INSTRUCTION →
Copy out all the entries word for word.

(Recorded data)

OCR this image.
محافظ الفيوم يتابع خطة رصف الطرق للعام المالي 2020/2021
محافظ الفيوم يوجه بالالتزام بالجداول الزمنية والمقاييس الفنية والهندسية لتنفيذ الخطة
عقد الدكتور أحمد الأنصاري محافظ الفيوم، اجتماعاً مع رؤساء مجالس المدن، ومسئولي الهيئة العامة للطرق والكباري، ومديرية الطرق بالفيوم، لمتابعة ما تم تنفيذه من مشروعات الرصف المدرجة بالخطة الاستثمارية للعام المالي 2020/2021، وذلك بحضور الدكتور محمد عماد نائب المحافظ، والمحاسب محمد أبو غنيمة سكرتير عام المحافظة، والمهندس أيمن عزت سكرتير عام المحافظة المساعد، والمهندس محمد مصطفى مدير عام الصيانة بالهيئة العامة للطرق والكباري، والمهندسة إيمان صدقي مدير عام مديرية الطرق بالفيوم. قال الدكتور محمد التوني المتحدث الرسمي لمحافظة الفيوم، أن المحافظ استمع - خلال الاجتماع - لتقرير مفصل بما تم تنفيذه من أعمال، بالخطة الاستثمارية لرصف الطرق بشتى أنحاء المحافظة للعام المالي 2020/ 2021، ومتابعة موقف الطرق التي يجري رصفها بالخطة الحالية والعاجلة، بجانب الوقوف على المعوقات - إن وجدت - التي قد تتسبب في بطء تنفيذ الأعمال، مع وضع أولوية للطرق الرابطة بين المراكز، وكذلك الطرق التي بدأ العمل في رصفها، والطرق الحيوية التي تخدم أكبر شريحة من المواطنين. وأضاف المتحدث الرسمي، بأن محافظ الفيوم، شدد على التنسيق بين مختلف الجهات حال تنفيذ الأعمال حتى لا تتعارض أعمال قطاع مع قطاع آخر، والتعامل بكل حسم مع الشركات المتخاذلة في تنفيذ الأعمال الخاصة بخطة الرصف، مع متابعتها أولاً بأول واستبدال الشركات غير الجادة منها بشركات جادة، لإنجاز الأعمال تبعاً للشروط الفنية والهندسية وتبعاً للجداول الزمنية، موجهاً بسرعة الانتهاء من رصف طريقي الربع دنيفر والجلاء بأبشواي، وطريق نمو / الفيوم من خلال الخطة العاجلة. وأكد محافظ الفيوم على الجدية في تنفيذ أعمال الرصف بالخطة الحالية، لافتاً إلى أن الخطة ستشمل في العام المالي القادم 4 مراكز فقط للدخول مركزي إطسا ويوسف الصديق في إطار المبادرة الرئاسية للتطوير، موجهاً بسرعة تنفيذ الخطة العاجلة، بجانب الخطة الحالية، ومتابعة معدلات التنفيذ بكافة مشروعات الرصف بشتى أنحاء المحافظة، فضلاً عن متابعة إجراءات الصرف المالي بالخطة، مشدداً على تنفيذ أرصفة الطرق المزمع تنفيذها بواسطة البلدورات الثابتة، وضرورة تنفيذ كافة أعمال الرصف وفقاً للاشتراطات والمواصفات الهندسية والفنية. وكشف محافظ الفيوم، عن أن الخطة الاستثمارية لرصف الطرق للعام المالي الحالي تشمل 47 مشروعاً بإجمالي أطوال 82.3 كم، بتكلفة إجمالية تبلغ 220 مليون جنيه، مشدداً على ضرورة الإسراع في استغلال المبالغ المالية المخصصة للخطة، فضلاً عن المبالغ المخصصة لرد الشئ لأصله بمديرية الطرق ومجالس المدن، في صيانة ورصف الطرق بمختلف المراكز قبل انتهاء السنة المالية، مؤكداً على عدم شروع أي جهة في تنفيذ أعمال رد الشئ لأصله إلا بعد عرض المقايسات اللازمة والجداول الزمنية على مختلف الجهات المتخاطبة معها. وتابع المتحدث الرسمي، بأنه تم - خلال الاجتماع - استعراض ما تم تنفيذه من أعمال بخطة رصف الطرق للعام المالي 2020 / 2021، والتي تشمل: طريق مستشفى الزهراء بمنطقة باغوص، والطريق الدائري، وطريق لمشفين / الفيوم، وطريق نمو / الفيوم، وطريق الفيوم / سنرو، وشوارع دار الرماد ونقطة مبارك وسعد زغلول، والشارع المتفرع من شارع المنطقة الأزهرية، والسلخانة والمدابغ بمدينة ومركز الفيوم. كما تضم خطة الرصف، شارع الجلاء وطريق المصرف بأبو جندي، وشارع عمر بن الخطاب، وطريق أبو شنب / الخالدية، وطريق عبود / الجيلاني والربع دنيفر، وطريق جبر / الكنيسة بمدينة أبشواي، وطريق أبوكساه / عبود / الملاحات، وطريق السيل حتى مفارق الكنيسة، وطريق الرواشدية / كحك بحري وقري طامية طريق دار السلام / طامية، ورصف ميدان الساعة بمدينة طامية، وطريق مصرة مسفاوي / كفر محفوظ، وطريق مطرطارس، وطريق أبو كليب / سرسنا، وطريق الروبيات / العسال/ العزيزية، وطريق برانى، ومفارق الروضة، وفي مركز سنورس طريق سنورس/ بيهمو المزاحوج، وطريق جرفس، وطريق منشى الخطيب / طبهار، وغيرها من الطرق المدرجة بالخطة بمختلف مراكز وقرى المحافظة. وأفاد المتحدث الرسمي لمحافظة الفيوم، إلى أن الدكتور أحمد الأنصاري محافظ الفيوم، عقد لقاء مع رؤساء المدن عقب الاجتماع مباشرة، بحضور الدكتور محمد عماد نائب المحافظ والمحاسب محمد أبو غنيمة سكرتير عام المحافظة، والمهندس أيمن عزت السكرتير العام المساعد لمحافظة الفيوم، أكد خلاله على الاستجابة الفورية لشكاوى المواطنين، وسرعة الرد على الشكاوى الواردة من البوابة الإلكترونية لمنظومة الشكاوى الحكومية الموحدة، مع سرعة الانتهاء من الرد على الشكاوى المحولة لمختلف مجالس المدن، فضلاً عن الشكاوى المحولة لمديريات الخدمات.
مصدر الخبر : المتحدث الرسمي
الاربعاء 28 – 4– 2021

WRITTEN ANSWER →
OCR this image.
محافظ الفيوم يتابع خطة رصف الطرق للعام المالي 2020/2021
محافظ الفيوم يوجه بالالتزام بالجداول الزمنية والمقاييس الفنية والهندسية لتنفيذ الخطة
عقد الدكتور أحمد الأنصاري محافظ الفيوم، اجتماعاً مع رؤساء مجالس المدن، ومسئولي الهيئة العامة للطرق والكباري، ومديرية الطرق بالفيوم، لمتابعة ما تم تنفيذه من مشروعات الرصف المدرجة بالخطة الاستثمارية للعام المالي 2020/2021، وذلك بحضور الدكتور محمد عماد نائب المحافظ، والمحاسب محمد أبو غنيمة سكرتير عام المحافظة، والمهندس أيمن عزت سكرتير عام المحافظة المساعد، والمهندس محمد مصطفى مدير عام الصيانة بالهيئة العامة للطرق والكباري، والمهندسة إيمان صدقي مدير عام مديرية الطرق بالفيوم. قال الدكتور محمد التوني المتحدث الرسمي لمحافظة الفيوم، أن المحافظ استمع - خلال الاجتماع - لتقرير مفصل بما تم تنفيذه من أعمال، بالخطة الاستثمارية لرصف الطرق بشتى أنحاء المحافظة للعام المالي 2020/ 2021، ومتابعة موقف الطرق التي يجري رصفها بالخطة الحالية والعاجلة، بجانب الوقوف على المعوقات - إن وجدت - التي قد تتسبب في بطء تنفيذ الأعمال، مع وضع أولوية للطرق الرابطة بين المراكز، وكذلك الطرق التي بدأ العمل في رصفها، والطرق الحيوية التي تخدم أكبر شريحة من المواطنين. وأضاف المتحدث الرسمي، بأن محافظ الفيوم، شدد على التنسيق بين مختلف الجهات حال تنفيذ الأعمال حتى لا تتعارض أعمال قطاع مع قطاع آخر، والتعامل بكل حسم مع الشركات المتخاذلة في تنفيذ الأعمال الخاصة بخطة الرصف، مع متابعتها أولاً بأول واستبدال الشركات غير الجادة منها بشركات جادة، لإنجاز الأعمال تبعاً للشروط الفنية والهندسية وتبعاً للجداول الزمنية، موجهاً بسرعة الانتهاء من رصف طريقي الربع دنيفر والجلاء بأبشواي، وطريق نمو / الفيوم من خلال الخطة العاجلة. وأكد محافظ الفيوم على الجدية في تنفيذ أعمال الرصف بالخطة الحالية، لافتاً إلى أن الخطة ستشمل في العام المالي القادم 4 مراكز فقط للدخول مركزي إطسا ويوسف الصديق في إطار المبادرة الرئاسية للتطوير، موجهاً بسرعة تنفيذ الخطة العاجلة، بجانب الخطة الحالية، ومتابعة معدلات التنفيذ بكافة مشروعات الرصف بشتى أنحاء المحافظة، فضلاً عن متابعة إجراءات الصرف المالي بالخطة، مشدداً على تنفيذ أرصفة الطرق المزمع تنفيذها بواسطة البلدورات الثابتة، وضرورة تنفيذ كافة أعمال الرصف وفقاً للاشتراطات والمواصفات الهندسية والفنية. وكشف محافظ الفيوم، عن أن الخطة الاستثمارية لرصف الطرق للعام المالي الحالي تشمل 47 مشروعاً بإجمالي أطوال 82.3 كم، بتكلفة إجمالية تبلغ 220 مليون جنيه، مشدداً على ضرورة الإسراع في استغلال المبالغ المالية المخصصة للخطة، فضلاً عن المبالغ المخصصة لرد الشئ لأصله بمديرية الطرق ومجالس المدن، في صيانة ورصف الطرق بمختلف المراكز قبل انتهاء السنة المالية، مؤكداً على عدم شروع أي جهة في تنفيذ أعمال رد الشئ لأصله إلا بعد عرض المقايسات اللازمة والجداول الزمنية على مختلف الجهات المتخاطبة معها. وتابع المتحدث الرسمي، بأنه تم - خلال الاجتماع - استعراض ما تم تنفيذه من أعمال بخطة رصف الطرق للعام المالي 2020 / 2021، والتي تشمل: طريق مستشفى الزهراء بمنطقة باغوص، والطريق الدائري، وطريق لمشفين / الفيوم، وطريق نمو / الفيوم، وطريق الفيوم / سنرو، وشوارع دار الرماد ونقطة مبارك وسعد زغلول، والشارع المتفرع من شارع المنطقة الأزهرية، والسلخانة والمدابغ بمدينة ومركز الفيوم. كما تضم خطة الرصف، شارع الجلاء وطريق المصرف بأبو جندي، وشارع عمر بن الخطاب، وطريق أبو شنب / الخالدية، وطريق عبود / الجيلاني والربع دنيفر، وطريق جبر / الكنيسة بمدينة أبشواي، وطريق أبوكساه / عبود / الملاحات، وطريق السيل حتى مفارق الكنيسة، وطريق الرواشدية / كحك بحري وقري طامية طريق دار السلام / طامية، ورصف ميدان الساعة بمدينة طامية، وطريق مصرة مسفاوي / كفر محفوظ، وطريق مطرطارس، وطريق أبو كليب / سرسنا، وطريق الروبيات / العسال/ العزيزية، وطريق برانى، ومفارق الروضة، وفي مركز سنورس طريق سنورس/ بيهمو المزاحوج، وطريق جرفس، وطريق منشى الخطيب / طبهار، وغيرها من الطرق المدرجة بالخطة بمختلف مراكز وقرى المحافظة. وأفاد المتحدث الرسمي لمحافظة الفيوم، إلى أن الدكتور أحمد الأنصاري محافظ الفيوم، عقد لقاء مع رؤساء المدن عقب الاجتماع مباشرة، بحضور الدكتور محمد عماد نائب المحافظ والمحاسب محمد أبو غنيمة سكرتير عام المحافظة، والمهندس أيمن عزت السكرتير العام المساعد لمحافظة الفيوم، أكد خلاله على الاستجابة الفورية لشكاوى المواطنين، وسرعة الرد على الشكاوى الواردة من البوابة الإلكترونية لمنظومة الشكاوى الحكومية الموحدة، مع سرعة الانتهاء من الرد على الشكاوى المحولة لمختلف مجالس المدن، فضلاً عن الشكاوى المحولة لمديريات الخدمات.
مصدر الخبر : المتحدث الرسمي
الاربعاء 28 – 4– 2021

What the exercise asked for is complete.